Problem:
Return each entry exactly, with none missing.

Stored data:
* Begin *

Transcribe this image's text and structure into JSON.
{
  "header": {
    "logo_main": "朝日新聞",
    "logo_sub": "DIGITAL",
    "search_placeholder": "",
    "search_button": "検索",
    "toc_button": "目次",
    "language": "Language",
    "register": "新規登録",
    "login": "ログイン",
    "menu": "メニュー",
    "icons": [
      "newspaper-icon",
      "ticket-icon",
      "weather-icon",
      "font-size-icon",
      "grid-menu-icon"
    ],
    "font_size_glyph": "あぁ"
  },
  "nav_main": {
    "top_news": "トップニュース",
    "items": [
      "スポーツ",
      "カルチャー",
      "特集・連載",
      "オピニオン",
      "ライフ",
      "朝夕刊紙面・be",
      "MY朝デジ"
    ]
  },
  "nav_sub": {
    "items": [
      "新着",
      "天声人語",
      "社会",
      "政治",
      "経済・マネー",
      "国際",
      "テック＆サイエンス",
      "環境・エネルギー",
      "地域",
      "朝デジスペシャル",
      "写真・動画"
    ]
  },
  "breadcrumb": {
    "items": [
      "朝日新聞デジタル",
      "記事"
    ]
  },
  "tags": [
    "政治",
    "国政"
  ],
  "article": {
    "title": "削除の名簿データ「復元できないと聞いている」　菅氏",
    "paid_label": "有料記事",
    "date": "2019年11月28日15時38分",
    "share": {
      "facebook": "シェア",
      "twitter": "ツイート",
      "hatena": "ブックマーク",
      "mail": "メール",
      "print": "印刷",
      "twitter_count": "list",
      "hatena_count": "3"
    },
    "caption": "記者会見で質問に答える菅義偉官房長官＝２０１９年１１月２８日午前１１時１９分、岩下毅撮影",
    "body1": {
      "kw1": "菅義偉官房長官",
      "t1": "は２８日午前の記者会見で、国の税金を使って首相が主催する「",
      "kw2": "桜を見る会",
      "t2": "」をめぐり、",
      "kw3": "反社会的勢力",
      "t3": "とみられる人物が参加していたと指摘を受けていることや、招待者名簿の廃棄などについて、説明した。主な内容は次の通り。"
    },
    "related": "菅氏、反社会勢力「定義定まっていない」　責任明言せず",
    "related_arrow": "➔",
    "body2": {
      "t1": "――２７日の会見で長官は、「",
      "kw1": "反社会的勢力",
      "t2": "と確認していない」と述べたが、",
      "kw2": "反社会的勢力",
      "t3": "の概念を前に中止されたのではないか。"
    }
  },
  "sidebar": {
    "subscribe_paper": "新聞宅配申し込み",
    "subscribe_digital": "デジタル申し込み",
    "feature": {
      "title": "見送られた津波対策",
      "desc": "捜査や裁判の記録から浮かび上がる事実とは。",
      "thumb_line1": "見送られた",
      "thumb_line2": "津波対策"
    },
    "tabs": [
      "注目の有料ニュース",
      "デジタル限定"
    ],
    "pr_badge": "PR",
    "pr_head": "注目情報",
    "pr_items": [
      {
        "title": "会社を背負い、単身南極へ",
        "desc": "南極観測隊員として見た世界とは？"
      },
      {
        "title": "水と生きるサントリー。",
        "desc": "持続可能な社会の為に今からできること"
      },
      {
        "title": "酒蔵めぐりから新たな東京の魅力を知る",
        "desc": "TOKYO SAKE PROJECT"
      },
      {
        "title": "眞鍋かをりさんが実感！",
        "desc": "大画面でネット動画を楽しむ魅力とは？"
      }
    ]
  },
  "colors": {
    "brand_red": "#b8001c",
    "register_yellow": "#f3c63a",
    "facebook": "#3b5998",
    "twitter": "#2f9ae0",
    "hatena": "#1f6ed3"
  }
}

* End *

Written response:
Transcribe this image's text and structure into JSON.
{
  "header": {
    "logo_main": "朝日新聞",
    "logo_sub": "DIGITAL",
    "search_placeholder": "",
    "search_button": "検索",
    "toc_button": "目次",
    "language": "Language",
    "register": "新規登録",
    "login": "ログイン",
    "menu": "メニュー",
    "icons": [
      "newspaper-icon",
      "ticket-icon",
      "weather-icon",
      "font-size-icon",
      "grid-menu-icon"
    ],
    "font_size_glyph": "あぁ"
  },
  "nav_main": {
    "top_news": "トップニュース",
    "items": [
      "スポーツ",
      "カルチャー",
      "特集・連載",
      "オピニオン",
      "ライフ",
      "朝夕刊紙面・be",
      "MY朝デジ"
    ]
  },
  "nav_sub": {
    "items": [
      "新着",
      "天声人語",
      "社会",
      "政治",
      "経済・マネー",
      "国際",
      "テック＆サイエンス",
      "環境・エネルギー",
      "地域",
      "朝デジスペシャル",
      "写真・動画"
    ]
  },
  "breadcrumb": {
    "items": [
      "朝日新聞デジタル",
      "記事"
    ]
  },
  "tags": [
    "政治",
    "国政"
  ],
  "article": {
    "title": "削除の名簿データ「復元できないと聞いている」　菅氏",
    "paid_label": "有料記事",
    "date": "2019年11月28日15時38分",
    "share": {
      "facebook": "シェア",
      "twitter": "ツイート",
      "hatena": "ブックマーク",
      "mail": "メール",
      "print": "印刷",
      "twitter_count": "list",
      "hatena_count": "3"
    },
    "caption": "記者会見で質問に答える菅義偉官房長官＝２０１９年１１月２８日午前１１時１９分、岩下毅撮影",
    "body1": {
      "kw1": "菅義偉官房長官",
      "t1": "は２８日午前の記者会見で、国の税金を使って首相が主催する「",
      "kw2": "桜を見る会",
      "t2": "」をめぐり、",
      "kw3": "反社会的勢力",
      "t3": "とみられる人物が参加していたと指摘を受けていることや、招待者名簿の廃棄などについて、説明した。主な内容は次の通り。"
    },
    "related": "菅氏、反社会勢力「定義定まっていない」　責任明言せず",
    "related_arrow": "➔",
    "body2": {
      "t1": "――２７日の会見で長官は、「",
      "kw1": "反社会的勢力",
      "t2": "と確認していない」と述べたが、",
      "kw2": "反社会的勢力",
      "t3": "の概念を前に中止されたのではないか。"
    }
  },
  "sidebar": {
    "subscribe_paper": "新聞宅配申し込み",
    "subscribe_digital": "デジタル申し込み",
    "feature": {
      "title": "見送られた津波対策",
      "desc": "捜査や裁判の記録から浮かび上がる事実とは。",
      "thumb_line1": "見送られた",
      "thumb_line2": "津波対策"
    },
    "tabs": [
      "注目の有料ニュース",
      "デジタル限定"
    ],
    "pr_badge": "PR",
    "pr_head": "注目情報",
    "pr_items": [
      {
        "title": "会社を背負い、単身南極へ",
        "desc": "南極観測隊員として見た世界とは？"
      },
      {
        "title": "水と生きるサントリー。",
        "desc": "持続可能な社会の為に今からできること"
      },
      {
        "title": "酒蔵めぐりから新たな東京の魅力を知る",
        "desc": "TOKYO SAKE PROJECT"
      },
      {
        "title": "眞鍋かをりさんが実感！",
        "desc": "大画面でネット動画を楽しむ魅力とは？"
      }
    ]
  },
  "colors": {
    "brand_red": "#b8001c",
    "register_yellow": "#f3c63a",
    "facebook": "#3b5998",
    "twitter": "#2f9ae0",
    "hatena": "#1f6ed3"
  }
}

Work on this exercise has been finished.